Can you express the lines of the records, from the first line up to and including the line with "x-tick-label: 432 [1376, 1370, 1461, 1426]", as a JSON list of strings with one string per line and no blank lines?

Records
------------------------------------------------------------

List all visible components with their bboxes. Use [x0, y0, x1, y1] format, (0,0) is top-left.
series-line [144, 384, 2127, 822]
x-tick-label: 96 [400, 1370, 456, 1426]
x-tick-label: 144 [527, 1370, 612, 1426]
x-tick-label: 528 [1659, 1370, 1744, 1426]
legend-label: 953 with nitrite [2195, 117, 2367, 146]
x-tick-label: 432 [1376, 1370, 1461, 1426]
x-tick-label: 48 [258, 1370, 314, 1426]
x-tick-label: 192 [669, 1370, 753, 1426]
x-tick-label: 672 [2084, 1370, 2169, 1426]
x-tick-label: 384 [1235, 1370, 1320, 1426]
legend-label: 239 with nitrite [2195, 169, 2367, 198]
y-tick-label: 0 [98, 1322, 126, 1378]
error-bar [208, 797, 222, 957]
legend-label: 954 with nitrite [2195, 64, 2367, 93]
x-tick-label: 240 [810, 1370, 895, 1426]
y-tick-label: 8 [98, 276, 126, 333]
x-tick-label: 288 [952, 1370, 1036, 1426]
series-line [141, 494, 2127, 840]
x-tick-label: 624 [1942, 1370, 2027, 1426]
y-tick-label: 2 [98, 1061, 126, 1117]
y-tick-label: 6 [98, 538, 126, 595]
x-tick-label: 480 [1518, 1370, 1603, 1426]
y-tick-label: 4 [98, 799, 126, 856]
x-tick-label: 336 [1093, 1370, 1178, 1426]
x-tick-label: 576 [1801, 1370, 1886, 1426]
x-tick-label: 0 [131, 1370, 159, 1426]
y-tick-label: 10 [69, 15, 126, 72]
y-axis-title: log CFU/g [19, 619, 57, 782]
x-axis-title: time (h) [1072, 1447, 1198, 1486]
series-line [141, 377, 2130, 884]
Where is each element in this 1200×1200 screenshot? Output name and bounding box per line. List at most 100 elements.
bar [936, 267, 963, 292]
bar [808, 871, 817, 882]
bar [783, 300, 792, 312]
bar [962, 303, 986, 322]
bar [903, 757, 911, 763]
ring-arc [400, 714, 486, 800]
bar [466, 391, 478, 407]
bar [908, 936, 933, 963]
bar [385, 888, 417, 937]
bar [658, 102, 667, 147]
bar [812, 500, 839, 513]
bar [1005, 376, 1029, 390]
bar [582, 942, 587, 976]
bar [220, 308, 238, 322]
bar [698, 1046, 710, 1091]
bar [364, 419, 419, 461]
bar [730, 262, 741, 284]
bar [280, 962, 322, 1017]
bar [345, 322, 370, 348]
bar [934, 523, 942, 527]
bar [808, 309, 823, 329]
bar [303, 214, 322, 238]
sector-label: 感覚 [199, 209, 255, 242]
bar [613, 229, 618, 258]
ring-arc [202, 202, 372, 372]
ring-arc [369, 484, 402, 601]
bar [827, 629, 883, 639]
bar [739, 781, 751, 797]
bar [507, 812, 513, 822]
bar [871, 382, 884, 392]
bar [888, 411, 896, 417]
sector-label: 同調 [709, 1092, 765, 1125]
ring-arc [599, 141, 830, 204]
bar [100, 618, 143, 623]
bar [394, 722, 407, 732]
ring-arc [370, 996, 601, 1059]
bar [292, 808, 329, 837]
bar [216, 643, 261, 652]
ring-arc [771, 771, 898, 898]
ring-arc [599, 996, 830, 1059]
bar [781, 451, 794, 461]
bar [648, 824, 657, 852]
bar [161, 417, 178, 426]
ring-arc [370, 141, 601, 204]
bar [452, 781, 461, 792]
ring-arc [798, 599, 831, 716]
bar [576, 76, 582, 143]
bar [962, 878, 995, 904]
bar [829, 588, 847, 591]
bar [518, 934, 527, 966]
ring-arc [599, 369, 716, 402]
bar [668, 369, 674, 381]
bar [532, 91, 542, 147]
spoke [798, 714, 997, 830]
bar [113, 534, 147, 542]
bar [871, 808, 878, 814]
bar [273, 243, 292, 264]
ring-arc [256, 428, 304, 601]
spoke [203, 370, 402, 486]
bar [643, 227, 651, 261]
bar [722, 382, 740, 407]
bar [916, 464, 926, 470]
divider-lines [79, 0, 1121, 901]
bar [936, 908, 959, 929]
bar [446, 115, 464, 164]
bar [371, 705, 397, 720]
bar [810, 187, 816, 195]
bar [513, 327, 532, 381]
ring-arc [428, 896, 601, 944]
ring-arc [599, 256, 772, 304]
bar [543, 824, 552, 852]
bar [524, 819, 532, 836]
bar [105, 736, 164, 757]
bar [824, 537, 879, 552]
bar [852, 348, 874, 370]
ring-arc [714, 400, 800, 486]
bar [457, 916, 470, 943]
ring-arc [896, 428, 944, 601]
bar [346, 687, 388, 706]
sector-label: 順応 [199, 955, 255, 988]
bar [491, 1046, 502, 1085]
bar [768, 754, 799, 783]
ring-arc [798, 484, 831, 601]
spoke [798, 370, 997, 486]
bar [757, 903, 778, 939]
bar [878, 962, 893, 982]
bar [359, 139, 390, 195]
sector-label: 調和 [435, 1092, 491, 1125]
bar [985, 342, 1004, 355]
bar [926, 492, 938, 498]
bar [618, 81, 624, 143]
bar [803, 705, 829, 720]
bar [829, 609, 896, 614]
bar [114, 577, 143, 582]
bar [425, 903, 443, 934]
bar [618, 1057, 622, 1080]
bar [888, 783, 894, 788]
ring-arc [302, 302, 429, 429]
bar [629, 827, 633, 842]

------------------------------------------------------------

Full response:
[
  "List all visible components with their bboxes. Use [x0, y0, x1, y1] format, (0,0) is top-left.",
  "series-line [144, 384, 2127, 822]",
  "x-tick-label: 96 [400, 1370, 456, 1426]",
  "x-tick-label: 144 [527, 1370, 612, 1426]",
  "x-tick-label: 528 [1659, 1370, 1744, 1426]",
  "legend-label: 953 with nitrite [2195, 117, 2367, 146]",
  "x-tick-label: 432 [1376, 1370, 1461, 1426]"
]